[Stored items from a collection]
= = = =

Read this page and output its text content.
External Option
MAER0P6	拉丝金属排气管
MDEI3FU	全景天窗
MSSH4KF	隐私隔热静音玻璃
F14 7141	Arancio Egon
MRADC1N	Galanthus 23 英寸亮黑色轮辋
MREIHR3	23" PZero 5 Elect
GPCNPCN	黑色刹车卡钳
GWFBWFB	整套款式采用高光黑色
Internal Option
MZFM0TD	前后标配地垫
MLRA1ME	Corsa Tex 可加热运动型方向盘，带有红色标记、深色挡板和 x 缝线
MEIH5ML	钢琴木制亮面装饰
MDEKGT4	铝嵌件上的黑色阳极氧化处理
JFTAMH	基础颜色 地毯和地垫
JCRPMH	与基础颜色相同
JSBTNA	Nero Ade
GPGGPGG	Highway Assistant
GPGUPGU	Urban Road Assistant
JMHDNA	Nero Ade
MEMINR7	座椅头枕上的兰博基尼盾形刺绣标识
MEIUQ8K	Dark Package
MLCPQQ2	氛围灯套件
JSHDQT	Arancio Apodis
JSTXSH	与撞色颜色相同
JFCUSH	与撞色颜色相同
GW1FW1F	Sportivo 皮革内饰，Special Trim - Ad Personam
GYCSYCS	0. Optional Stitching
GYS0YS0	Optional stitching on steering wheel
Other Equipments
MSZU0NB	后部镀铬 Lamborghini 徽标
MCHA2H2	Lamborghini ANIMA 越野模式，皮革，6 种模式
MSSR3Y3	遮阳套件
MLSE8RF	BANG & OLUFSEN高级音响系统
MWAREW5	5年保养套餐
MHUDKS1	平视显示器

= = = =

[Objective] Would you reproduce all the entries exactly?

[Task solution]
Read this page and output its text content.
External Option
MAER0P6	拉丝金属排气管
MDEI3FU	全景天窗
MSSH4KF	隐私隔热静音玻璃
F14 7141	Arancio Egon
MRADC1N	Galanthus 23 英寸亮黑色轮辋
MREIHR3	23" PZero 5 Elect
GPCNPCN	黑色刹车卡钳
GWFBWFB	整套款式采用高光黑色
Internal Option
MZFM0TD	前后标配地垫
MLRA1ME	Corsa Tex 可加热运动型方向盘，带有红色标记、深色挡板和 x 缝线
MEIH5ML	钢琴木制亮面装饰
MDEKGT4	铝嵌件上的黑色阳极氧化处理
JFTAMH	基础颜色 地毯和地垫
JCRPMH	与基础颜色相同
JSBTNA	Nero Ade
GPGGPGG	Highway Assistant
GPGUPGU	Urban Road Assistant
JMHDNA	Nero Ade
MEMINR7	座椅头枕上的兰博基尼盾形刺绣标识
MEIUQ8K	Dark Package
MLCPQQ2	氛围灯套件
JSHDQT	Arancio Apodis
JSTXSH	与撞色颜色相同
JFCUSH	与撞色颜色相同
GW1FW1F	Sportivo 皮革内饰，Special Trim - Ad Personam
GYCSYCS	0. Optional Stitching
GYS0YS0	Optional stitching on steering wheel
Other Equipments
MSZU0NB	后部镀铬 Lamborghini 徽标
MCHA2H2	Lamborghini ANIMA 越野模式，皮革，6 种模式
MSSR3Y3	遮阳套件
MLSE8RF	BANG & OLUFSEN高级音响系统
MWAREW5	5年保养套餐
MHUDKS1	平视显示器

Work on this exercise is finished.